• SET TASK: Each entry below must be repeated word for word.

• RECORD EXTRACTS:
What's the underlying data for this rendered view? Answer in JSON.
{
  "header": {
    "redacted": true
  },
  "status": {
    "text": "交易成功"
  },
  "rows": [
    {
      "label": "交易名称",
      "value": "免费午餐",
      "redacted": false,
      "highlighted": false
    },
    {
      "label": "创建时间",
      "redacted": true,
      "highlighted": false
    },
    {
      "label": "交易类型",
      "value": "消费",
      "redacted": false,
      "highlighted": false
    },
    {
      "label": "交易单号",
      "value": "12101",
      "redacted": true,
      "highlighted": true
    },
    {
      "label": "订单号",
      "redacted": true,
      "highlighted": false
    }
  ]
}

• TASK ANSWER:
What's the underlying data for this rendered view? Answer in JSON.
{
  "header": {
    "redacted": true
  },
  "status": {
    "text": "交易成功"
  },
  "rows": [
    {
      "label": "交易名称",
      "value": "免费午餐",
      "redacted": false,
      "highlighted": false
    },
    {
      "label": "创建时间",
      "redacted": true,
      "highlighted": false
    },
    {
      "label": "交易类型",
      "value": "消费",
      "redacted": false,
      "highlighted": false
    },
    {
      "label": "交易单号",
      "value": "12101",
      "redacted": true,
      "highlighted": true
    },
    {
      "label": "订单号",
      "redacted": true,
      "highlighted": false
    }
  ]
}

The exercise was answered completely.